Instruction — Which lines have the string "shared"? Copy all of them from the entries below.

Input material —
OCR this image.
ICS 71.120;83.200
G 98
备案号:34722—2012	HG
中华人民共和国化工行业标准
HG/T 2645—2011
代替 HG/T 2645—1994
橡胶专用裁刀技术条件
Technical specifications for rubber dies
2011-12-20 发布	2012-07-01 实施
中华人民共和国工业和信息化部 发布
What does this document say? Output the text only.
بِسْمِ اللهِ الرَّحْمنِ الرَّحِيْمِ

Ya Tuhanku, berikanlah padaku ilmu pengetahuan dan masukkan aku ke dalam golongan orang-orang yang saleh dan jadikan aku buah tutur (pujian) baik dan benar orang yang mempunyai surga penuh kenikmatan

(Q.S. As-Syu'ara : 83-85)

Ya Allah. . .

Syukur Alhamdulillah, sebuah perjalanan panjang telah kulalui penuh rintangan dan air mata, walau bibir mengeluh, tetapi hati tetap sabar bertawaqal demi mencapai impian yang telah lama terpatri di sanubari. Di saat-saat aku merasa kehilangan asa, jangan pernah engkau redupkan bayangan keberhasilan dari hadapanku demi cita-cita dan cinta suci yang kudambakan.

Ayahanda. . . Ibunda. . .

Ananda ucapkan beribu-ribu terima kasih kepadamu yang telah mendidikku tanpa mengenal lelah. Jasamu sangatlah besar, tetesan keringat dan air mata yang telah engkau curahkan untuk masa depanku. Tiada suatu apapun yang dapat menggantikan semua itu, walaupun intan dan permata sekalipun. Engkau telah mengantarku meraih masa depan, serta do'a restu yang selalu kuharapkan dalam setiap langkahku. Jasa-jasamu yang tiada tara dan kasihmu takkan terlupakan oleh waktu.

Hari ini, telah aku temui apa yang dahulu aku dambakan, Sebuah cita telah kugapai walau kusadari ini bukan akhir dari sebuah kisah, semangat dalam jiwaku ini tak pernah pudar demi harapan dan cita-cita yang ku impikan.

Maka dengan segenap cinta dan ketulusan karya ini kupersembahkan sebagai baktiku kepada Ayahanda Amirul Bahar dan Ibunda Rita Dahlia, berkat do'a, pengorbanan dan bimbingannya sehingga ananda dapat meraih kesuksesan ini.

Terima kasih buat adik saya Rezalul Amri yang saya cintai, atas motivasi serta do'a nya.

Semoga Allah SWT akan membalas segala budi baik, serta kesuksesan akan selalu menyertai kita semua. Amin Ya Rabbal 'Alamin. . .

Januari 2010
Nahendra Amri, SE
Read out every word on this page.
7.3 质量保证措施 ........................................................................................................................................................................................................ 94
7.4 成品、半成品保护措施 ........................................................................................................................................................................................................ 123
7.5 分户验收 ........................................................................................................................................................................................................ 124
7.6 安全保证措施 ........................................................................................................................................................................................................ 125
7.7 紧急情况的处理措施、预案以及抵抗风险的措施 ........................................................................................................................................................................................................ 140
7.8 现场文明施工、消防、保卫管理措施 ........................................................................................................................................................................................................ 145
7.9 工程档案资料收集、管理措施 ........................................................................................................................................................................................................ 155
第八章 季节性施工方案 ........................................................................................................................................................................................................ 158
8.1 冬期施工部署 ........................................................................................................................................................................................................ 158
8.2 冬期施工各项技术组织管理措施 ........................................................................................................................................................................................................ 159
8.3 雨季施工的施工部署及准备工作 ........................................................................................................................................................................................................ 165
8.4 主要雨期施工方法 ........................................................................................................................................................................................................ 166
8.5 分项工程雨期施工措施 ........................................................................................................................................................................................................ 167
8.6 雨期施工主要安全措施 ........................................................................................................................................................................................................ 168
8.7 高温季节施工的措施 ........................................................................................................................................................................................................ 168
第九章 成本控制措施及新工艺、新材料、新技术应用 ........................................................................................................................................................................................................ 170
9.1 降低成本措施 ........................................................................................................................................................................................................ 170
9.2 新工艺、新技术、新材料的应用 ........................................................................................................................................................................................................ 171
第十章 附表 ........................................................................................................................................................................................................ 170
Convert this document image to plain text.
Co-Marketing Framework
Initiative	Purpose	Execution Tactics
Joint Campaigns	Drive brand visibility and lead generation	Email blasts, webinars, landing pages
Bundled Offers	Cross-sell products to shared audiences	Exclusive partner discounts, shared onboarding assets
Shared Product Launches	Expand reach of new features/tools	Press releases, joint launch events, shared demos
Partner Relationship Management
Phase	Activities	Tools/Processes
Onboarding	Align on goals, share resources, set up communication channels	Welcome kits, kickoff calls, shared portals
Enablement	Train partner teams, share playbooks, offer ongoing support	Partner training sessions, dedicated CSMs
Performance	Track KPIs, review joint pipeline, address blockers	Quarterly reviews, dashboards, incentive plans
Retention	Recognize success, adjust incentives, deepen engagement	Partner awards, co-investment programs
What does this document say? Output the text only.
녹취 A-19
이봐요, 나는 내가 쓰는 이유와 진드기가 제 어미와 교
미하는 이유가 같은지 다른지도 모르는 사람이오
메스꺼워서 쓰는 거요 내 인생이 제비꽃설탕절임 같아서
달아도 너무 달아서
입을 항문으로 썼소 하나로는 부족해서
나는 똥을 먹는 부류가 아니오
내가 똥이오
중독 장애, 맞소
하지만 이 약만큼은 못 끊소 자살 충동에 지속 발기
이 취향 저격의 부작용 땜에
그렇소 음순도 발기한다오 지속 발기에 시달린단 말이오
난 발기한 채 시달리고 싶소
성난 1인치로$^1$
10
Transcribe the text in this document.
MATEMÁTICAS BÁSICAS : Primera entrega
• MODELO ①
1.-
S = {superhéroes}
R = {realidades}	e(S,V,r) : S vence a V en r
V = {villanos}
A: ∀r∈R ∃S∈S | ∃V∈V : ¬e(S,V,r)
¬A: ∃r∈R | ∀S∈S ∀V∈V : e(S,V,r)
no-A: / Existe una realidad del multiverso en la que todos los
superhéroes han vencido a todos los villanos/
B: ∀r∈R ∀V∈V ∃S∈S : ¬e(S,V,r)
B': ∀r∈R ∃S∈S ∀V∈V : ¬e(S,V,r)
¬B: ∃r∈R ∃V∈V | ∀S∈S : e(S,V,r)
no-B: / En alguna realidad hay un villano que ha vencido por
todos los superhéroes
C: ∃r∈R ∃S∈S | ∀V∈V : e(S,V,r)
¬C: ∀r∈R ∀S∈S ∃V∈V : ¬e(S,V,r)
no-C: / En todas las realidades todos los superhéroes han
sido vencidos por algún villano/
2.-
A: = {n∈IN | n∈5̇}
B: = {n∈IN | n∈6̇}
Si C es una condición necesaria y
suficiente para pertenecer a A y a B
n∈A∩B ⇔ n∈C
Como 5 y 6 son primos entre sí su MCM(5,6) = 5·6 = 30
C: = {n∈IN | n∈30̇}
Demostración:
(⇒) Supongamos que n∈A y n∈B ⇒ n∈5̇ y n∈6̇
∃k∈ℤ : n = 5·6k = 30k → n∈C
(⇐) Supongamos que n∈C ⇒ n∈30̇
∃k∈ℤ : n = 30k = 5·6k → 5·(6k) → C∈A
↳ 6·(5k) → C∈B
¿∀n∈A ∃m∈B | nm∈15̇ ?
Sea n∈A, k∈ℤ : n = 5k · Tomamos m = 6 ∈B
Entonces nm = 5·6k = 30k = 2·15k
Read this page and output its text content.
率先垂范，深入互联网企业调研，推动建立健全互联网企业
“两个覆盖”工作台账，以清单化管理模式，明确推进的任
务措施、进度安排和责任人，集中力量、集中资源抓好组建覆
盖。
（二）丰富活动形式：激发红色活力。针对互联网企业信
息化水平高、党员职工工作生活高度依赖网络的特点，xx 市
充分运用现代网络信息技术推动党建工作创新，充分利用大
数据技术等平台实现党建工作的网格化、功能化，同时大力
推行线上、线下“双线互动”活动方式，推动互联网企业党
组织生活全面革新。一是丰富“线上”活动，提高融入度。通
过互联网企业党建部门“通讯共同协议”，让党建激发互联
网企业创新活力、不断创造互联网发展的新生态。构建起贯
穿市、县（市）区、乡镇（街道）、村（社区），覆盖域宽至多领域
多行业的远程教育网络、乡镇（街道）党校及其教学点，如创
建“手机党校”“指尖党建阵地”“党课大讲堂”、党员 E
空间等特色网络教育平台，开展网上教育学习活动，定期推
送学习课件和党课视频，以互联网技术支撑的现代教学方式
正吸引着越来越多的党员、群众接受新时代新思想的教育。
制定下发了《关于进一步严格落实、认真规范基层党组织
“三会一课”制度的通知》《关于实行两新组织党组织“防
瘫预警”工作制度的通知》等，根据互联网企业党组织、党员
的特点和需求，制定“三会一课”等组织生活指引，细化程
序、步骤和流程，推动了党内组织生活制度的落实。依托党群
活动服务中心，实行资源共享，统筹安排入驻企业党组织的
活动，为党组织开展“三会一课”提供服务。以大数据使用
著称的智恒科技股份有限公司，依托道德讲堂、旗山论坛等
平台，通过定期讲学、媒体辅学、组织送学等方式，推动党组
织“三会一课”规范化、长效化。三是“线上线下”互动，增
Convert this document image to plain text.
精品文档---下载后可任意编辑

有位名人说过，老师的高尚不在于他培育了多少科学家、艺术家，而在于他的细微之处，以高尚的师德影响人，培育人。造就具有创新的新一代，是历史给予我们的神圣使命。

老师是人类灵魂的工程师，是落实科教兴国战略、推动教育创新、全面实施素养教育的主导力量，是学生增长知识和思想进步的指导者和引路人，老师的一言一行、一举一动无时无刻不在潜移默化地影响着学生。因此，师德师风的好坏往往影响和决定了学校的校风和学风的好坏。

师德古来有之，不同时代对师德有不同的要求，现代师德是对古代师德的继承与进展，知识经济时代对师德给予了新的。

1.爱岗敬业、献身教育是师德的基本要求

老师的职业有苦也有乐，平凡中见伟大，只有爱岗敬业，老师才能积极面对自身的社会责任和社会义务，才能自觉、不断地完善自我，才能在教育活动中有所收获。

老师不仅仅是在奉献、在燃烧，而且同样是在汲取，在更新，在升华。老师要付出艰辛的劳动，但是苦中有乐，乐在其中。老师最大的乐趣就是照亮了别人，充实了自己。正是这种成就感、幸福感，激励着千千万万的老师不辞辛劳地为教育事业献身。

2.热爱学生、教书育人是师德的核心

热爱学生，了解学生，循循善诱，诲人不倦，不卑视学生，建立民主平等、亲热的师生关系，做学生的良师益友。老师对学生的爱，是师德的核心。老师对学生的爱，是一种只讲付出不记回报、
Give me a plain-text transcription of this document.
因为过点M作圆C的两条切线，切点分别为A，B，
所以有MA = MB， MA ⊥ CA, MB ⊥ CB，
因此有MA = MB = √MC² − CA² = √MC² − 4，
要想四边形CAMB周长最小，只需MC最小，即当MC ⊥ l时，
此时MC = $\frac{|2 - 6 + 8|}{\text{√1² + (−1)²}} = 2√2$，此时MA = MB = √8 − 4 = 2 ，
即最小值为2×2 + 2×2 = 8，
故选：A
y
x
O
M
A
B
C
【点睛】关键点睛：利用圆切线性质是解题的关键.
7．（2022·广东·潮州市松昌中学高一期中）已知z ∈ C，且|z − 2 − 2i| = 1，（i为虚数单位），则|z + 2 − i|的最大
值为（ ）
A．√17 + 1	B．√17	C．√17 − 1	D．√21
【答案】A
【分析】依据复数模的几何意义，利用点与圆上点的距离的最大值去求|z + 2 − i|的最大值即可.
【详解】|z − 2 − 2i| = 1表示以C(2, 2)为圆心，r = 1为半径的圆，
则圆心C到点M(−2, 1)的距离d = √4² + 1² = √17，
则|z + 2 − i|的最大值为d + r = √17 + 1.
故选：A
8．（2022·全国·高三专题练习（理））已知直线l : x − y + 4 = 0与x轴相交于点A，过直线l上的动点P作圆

Completed task —
Bundled Offers	Cross-sell products to shared audiences	Exclusive partner discounts, shared onboarding assets
Shared Product Launches	Expand reach of new features/tools	Press releases, joint launch events, shared demos
Onboarding	Align on goals, share resources, set up communication channels	Welcome kits, kickoff calls, shared portals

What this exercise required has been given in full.